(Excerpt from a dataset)
-.-.-

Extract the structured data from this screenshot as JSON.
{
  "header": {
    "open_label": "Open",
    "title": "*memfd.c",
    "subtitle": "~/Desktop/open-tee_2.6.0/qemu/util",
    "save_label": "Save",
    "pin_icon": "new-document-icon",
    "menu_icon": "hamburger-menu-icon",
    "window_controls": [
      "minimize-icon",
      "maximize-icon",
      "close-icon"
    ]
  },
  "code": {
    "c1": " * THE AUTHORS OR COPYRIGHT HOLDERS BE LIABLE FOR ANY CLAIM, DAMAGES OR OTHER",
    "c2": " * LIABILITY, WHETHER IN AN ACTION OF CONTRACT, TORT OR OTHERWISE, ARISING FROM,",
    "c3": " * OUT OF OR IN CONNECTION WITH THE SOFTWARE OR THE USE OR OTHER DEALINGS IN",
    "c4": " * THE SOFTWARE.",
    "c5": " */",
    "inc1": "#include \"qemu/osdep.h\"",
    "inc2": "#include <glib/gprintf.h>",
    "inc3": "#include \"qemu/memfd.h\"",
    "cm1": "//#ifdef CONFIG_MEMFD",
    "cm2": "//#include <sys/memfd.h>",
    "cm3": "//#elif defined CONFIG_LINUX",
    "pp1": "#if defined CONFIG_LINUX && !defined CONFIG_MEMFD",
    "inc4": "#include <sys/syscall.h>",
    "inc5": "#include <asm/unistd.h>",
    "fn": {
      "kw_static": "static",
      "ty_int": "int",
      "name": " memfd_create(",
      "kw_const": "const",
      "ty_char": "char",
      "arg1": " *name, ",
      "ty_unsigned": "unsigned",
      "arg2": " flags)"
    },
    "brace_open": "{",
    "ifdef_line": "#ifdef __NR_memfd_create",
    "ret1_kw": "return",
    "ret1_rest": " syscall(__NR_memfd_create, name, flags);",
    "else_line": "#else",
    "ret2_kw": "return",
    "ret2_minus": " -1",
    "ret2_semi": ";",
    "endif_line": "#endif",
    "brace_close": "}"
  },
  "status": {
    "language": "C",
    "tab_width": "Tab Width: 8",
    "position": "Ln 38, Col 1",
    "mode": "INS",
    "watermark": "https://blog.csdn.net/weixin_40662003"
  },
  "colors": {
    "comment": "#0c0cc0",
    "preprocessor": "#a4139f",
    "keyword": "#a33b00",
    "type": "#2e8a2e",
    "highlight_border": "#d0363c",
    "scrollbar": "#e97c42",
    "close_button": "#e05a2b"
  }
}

-.-.-

Retype the material above, line by line, exactly.

## FINISHED ANSWER:
Extract the structured data from this screenshot as JSON.
{
  "header": {
    "open_label": "Open",
    "title": "*memfd.c",
    "subtitle": "~/Desktop/open-tee_2.6.0/qemu/util",
    "save_label": "Save",
    "pin_icon": "new-document-icon",
    "menu_icon": "hamburger-menu-icon",
    "window_controls": [
      "minimize-icon",
      "maximize-icon",
      "close-icon"
    ]
  },
  "code": {
    "c1": " * THE AUTHORS OR COPYRIGHT HOLDERS BE LIABLE FOR ANY CLAIM, DAMAGES OR OTHER",
    "c2": " * LIABILITY, WHETHER IN AN ACTION OF CONTRACT, TORT OR OTHERWISE, ARISING FROM,",
    "c3": " * OUT OF OR IN CONNECTION WITH THE SOFTWARE OR THE USE OR OTHER DEALINGS IN",
    "c4": " * THE SOFTWARE.",
    "c5": " */",
    "inc1": "#include \"qemu/osdep.h\"",
    "inc2": "#include <glib/gprintf.h>",
    "inc3": "#include \"qemu/memfd.h\"",
    "cm1": "//#ifdef CONFIG_MEMFD",
    "cm2": "//#include <sys/memfd.h>",
    "cm3": "//#elif defined CONFIG_LINUX",
    "pp1": "#if defined CONFIG_LINUX && !defined CONFIG_MEMFD",
    "inc4": "#include <sys/syscall.h>",
    "inc5": "#include <asm/unistd.h>",
    "fn": {
      "kw_static": "static",
      "ty_int": "int",
      "name": " memfd_create(",
      "kw_const": "const",
      "ty_char": "char",
      "arg1": " *name, ",
      "ty_unsigned": "unsigned",
      "arg2": " flags)"
    },
    "brace_open": "{",
    "ifdef_line": "#ifdef __NR_memfd_create",
    "ret1_kw": "return",
    "ret1_rest": " syscall(__NR_memfd_create, name, flags);",
    "else_line": "#else",
    "ret2_kw": "return",
    "ret2_minus": " -1",
    "ret2_semi": ";",
    "endif_line": "#endif",
    "brace_close": "}"
  },
  "status": {
    "language": "C",
    "tab_width": "Tab Width: 8",
    "position": "Ln 38, Col 1",
    "mode": "INS",
    "watermark": "https://blog.csdn.net/weixin_40662003"
  },
  "colors": {
    "comment": "#0c0cc0",
    "preprocessor": "#a4139f",
    "keyword": "#a33b00",
    "type": "#2e8a2e",
    "highlight_border": "#d0363c",
    "scrollbar": "#e97c42",
    "close_button": "#e05a2b"
  }
}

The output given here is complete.